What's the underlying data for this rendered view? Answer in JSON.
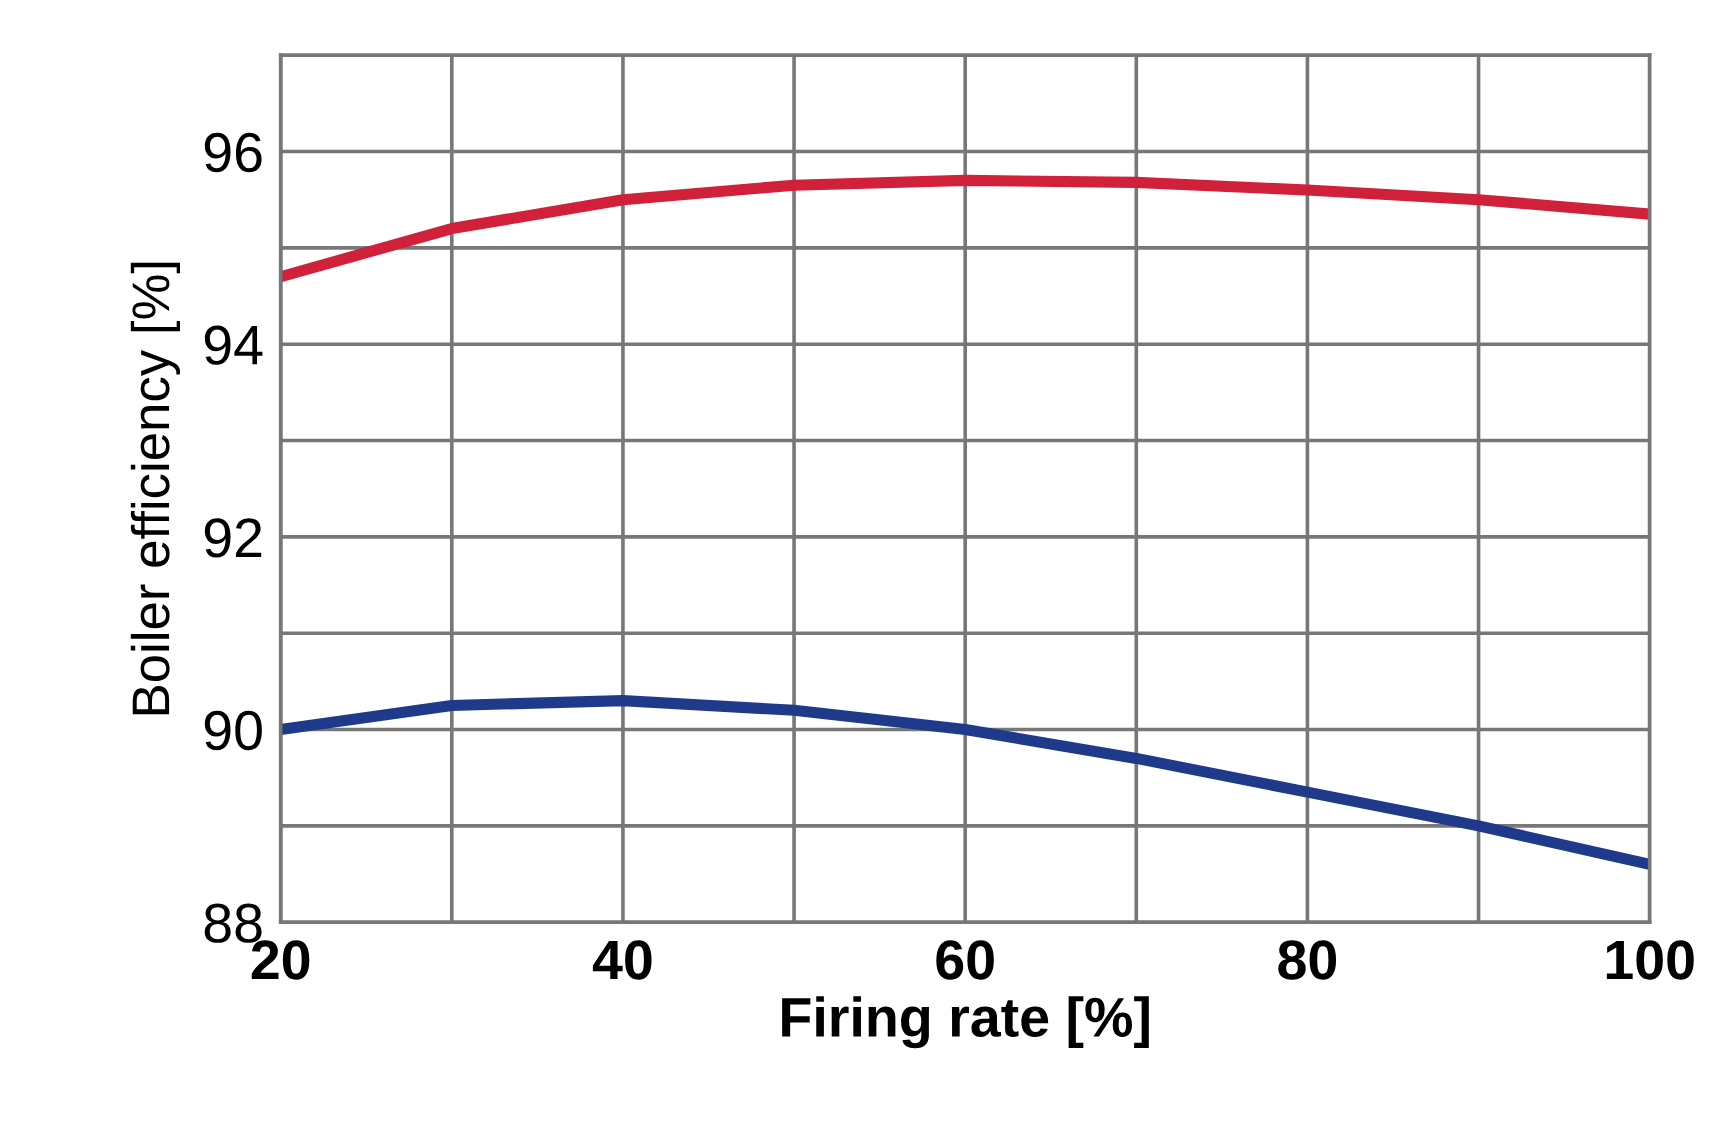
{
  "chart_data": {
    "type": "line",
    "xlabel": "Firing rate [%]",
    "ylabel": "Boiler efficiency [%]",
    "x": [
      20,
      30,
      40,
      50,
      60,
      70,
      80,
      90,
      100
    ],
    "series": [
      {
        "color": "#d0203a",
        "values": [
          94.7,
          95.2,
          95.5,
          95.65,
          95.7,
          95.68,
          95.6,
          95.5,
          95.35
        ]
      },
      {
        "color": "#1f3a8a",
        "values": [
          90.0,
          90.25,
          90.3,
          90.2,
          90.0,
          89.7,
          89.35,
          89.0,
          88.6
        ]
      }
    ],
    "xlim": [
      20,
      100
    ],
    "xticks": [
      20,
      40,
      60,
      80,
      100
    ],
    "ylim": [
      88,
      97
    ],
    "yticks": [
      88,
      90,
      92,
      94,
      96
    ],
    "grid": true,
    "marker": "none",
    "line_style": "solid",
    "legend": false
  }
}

SET EXERCISE >> Reproduce the listing exactly. Leave its pictures out.

TASK SOLUTION >>
What's the underlying data for this rendered view? Answer in JSON.
{
  "chart_data": {
    "type": "line",
    "xlabel": "Firing rate [%]",
    "ylabel": "Boiler efficiency [%]",
    "x": [
      20,
      30,
      40,
      50,
      60,
      70,
      80,
      90,
      100
    ],
    "series": [
      {
        "color": "#d0203a",
        "values": [
          94.7,
          95.2,
          95.5,
          95.65,
          95.7,
          95.68,
          95.6,
          95.5,
          95.35
        ]
      },
      {
        "color": "#1f3a8a",
        "values": [
          90.0,
          90.25,
          90.3,
          90.2,
          90.0,
          89.7,
          89.35,
          89.0,
          88.6
        ]
      }
    ],
    "xlim": [
      20,
      100
    ],
    "xticks": [
      20,
      40,
      60,
      80,
      100
    ],
    "ylim": [
      88,
      97
    ],
    "yticks": [
      88,
      90,
      92,
      94,
      96
    ],
    "grid": true,
    "marker": "none",
    "line_style": "solid",
    "legend": false
  }
}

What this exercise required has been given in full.